» **WHAT TO DO**: Write out the whole listing again, exactly.

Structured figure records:
═══
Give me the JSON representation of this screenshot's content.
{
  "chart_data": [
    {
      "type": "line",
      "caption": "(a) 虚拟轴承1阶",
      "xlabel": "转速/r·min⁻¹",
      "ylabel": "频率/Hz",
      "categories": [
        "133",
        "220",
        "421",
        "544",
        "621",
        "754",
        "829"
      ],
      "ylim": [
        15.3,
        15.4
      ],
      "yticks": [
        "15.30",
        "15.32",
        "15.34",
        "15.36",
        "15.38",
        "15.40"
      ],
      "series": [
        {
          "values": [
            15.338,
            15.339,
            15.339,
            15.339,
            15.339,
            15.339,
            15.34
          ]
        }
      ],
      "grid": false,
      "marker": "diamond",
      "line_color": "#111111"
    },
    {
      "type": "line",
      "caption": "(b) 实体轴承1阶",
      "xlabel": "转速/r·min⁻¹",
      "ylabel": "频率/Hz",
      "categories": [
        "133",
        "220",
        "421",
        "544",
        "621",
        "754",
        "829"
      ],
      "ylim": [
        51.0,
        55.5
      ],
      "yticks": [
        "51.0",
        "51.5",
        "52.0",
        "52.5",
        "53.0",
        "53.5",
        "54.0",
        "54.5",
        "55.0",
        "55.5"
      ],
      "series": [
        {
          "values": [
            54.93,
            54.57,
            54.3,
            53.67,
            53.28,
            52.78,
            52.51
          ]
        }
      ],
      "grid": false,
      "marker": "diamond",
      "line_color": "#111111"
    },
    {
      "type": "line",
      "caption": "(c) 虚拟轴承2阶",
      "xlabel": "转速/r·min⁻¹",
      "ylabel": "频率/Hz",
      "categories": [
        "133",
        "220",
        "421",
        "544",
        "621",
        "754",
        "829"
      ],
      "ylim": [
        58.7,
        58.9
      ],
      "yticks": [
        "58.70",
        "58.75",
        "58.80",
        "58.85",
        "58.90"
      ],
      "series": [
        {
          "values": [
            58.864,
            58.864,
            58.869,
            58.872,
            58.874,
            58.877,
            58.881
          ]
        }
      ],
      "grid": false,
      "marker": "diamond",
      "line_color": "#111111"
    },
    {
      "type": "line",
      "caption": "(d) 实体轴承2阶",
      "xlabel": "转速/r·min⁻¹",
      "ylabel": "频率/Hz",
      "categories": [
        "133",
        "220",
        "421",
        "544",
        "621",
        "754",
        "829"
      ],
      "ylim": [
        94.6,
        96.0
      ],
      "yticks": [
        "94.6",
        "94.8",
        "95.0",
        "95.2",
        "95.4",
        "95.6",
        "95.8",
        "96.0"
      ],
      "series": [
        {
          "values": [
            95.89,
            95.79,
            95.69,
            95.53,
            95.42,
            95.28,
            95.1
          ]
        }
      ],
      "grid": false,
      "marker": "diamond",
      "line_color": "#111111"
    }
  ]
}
═══
» **CORRECT RESULT**:
Give me the JSON representation of this screenshot's content.
{
  "chart_data": [
    {
      "type": "line",
      "caption": "(a) 虚拟轴承1阶",
      "xlabel": "转速/r·min⁻¹",
      "ylabel": "频率/Hz",
      "categories": [
        "133",
        "220",
        "421",
        "544",
        "621",
        "754",
        "829"
      ],
      "ylim": [
        15.3,
        15.4
      ],
      "yticks": [
        "15.30",
        "15.32",
        "15.34",
        "15.36",
        "15.38",
        "15.40"
      ],
      "series": [
        {
          "values": [
            15.338,
            15.339,
            15.339,
            15.339,
            15.339,
            15.339,
            15.34
          ]
        }
      ],
      "grid": false,
      "marker": "diamond",
      "line_color": "#111111"
    },
    {
      "type": "line",
      "caption": "(b) 实体轴承1阶",
      "xlabel": "转速/r·min⁻¹",
      "ylabel": "频率/Hz",
      "categories": [
        "133",
        "220",
        "421",
        "544",
        "621",
        "754",
        "829"
      ],
      "ylim": [
        51.0,
        55.5
      ],
      "yticks": [
        "51.0",
        "51.5",
        "52.0",
        "52.5",
        "53.0",
        "53.5",
        "54.0",
        "54.5",
        "55.0",
        "55.5"
      ],
      "series": [
        {
          "values": [
            54.93,
            54.57,
            54.3,
            53.67,
            53.28,
            52.78,
            52.51
          ]
        }
      ],
      "grid": false,
      "marker": "diamond",
      "line_color": "#111111"
    },
    {
      "type": "line",
      "caption": "(c) 虚拟轴承2阶",
      "xlabel": "转速/r·min⁻¹",
      "ylabel": "频率/Hz",
      "categories": [
        "133",
        "220",
        "421",
        "544",
        "621",
        "754",
        "829"
      ],
      "ylim": [
        58.7,
        58.9
      ],
      "yticks": [
        "58.70",
        "58.75",
        "58.80",
        "58.85",
        "58.90"
      ],
      "series": [
        {
          "values": [
            58.864,
            58.864,
            58.869,
            58.872,
            58.874,
            58.877,
            58.881
          ]
        }
      ],
      "grid": false,
      "marker": "diamond",
      "line_color": "#111111"
    },
    {
      "type": "line",
      "caption": "(d) 实体轴承2阶",
      "xlabel": "转速/r·min⁻¹",
      "ylabel": "频率/Hz",
      "categories": [
        "133",
        "220",
        "421",
        "544",
        "621",
        "754",
        "829"
      ],
      "ylim": [
        94.6,
        96.0
      ],
      "yticks": [
        "94.6",
        "94.8",
        "95.0",
        "95.2",
        "95.4",
        "95.6",
        "95.8",
        "96.0"
      ],
      "series": [
        {
          "values": [
            95.89,
            95.79,
            95.69,
            95.53,
            95.42,
            95.28,
            95.1
          ]
        }
      ],
      "grid": false,
      "marker": "diamond",
      "line_color": "#111111"
    }
  ]
}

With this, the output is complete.